AIM OF THE EXERCISE: Give the number of lines in the data that contain "Temperature", and nothing more.

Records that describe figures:
-=-=-=-=-

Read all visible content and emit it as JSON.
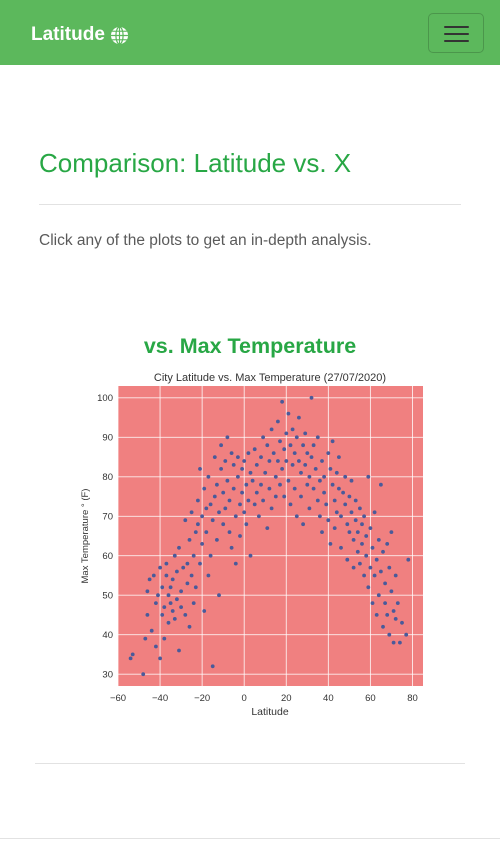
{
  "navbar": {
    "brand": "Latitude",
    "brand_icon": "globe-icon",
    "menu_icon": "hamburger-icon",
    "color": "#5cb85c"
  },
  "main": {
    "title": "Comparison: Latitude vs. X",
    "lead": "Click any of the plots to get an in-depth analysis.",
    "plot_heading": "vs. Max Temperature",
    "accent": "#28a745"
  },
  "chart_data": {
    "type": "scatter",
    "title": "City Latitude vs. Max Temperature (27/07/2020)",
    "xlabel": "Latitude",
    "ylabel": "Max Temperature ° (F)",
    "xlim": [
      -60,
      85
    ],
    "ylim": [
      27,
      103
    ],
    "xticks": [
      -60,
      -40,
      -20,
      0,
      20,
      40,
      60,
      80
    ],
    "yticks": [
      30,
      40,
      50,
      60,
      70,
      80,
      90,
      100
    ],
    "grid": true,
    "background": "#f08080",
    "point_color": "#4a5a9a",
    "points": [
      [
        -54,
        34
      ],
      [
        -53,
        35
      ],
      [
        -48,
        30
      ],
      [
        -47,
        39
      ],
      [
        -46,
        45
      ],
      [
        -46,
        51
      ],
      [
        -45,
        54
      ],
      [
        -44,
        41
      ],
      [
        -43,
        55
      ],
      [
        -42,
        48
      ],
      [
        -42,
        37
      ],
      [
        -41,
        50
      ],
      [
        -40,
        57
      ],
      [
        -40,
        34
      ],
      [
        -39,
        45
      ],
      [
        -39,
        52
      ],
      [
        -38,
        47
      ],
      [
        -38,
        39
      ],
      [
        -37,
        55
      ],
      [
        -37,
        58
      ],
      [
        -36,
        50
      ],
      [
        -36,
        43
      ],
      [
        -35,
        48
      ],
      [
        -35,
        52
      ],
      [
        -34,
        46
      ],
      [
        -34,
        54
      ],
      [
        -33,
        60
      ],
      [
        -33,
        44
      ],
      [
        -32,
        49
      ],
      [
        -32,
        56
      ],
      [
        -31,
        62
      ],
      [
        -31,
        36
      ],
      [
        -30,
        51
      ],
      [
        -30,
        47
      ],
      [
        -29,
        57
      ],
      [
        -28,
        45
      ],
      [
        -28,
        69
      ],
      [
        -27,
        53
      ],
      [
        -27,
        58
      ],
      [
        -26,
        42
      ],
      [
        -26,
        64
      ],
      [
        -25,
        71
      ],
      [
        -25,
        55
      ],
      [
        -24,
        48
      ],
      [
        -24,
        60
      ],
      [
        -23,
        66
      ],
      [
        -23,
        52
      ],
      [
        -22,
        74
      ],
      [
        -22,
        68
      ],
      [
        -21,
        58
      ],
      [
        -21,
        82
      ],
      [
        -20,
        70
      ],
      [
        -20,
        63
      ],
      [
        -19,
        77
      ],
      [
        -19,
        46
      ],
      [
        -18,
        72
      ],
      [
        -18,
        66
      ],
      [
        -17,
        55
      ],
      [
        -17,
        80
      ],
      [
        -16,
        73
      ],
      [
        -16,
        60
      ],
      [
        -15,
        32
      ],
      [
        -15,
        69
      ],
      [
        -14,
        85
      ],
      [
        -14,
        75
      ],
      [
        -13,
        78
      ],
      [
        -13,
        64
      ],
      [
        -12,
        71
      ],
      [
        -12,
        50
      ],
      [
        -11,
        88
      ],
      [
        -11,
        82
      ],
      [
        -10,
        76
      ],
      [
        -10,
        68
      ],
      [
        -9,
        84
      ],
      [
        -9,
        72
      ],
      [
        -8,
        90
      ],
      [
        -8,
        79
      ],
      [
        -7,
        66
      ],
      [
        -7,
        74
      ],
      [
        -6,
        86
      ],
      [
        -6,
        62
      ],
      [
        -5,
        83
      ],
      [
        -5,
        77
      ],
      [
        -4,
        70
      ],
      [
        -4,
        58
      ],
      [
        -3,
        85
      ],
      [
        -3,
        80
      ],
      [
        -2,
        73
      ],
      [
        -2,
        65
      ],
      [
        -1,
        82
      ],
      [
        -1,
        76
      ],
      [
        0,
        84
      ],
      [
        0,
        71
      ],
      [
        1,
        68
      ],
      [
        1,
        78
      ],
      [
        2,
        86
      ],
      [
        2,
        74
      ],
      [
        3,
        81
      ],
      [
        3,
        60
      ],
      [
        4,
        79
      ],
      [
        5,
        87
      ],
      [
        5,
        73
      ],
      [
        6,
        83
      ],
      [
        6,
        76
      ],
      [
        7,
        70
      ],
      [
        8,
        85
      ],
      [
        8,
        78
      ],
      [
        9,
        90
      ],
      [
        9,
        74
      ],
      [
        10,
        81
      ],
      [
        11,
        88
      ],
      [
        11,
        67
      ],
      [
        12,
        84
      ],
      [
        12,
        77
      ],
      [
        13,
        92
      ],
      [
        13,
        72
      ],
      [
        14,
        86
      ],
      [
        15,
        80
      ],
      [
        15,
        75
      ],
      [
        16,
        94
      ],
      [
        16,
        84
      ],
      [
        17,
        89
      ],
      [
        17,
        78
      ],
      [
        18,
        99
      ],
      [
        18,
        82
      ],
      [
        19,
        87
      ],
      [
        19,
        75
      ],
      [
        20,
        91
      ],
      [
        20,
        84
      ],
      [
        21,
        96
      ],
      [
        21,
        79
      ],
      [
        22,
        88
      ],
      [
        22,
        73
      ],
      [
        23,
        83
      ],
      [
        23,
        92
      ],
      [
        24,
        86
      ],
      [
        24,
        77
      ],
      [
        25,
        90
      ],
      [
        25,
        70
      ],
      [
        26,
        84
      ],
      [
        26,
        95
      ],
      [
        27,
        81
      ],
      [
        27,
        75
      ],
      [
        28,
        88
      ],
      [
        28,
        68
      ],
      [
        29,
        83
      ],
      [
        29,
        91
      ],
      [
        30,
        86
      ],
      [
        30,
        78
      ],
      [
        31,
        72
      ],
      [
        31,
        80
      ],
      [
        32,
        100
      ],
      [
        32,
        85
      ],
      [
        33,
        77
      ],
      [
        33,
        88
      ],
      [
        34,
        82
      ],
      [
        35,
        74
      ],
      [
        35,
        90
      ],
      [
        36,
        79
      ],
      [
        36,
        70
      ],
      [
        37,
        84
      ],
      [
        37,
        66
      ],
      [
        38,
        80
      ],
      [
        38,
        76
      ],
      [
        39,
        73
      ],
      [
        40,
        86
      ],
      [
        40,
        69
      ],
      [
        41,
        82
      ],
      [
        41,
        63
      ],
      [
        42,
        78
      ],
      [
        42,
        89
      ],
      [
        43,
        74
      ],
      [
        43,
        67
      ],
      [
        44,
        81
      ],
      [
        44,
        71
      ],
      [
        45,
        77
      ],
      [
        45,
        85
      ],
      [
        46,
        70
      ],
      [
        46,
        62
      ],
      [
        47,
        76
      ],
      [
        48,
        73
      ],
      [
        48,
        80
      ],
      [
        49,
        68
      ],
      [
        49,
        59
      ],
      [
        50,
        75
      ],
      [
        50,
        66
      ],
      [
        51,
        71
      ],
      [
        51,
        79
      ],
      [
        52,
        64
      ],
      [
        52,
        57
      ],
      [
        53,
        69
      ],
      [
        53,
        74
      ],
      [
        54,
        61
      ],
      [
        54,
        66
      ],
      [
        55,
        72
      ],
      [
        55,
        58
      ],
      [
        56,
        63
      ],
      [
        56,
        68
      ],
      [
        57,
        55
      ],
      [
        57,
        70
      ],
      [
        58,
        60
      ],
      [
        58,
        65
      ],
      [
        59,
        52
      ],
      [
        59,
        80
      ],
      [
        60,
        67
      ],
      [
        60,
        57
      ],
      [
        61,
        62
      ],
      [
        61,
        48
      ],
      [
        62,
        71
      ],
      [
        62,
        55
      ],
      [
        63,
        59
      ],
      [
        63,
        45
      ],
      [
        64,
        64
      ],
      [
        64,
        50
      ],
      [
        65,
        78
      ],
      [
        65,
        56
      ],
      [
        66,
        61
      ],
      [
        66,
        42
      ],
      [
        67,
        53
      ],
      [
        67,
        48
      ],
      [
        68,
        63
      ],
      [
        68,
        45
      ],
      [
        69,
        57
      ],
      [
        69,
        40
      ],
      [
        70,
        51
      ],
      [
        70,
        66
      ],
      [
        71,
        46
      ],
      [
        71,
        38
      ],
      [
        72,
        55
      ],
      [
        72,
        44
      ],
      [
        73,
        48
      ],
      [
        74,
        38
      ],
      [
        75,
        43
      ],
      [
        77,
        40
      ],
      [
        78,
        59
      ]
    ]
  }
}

-=-=-=-=-

RESULT OF THIS EXERCISE: 3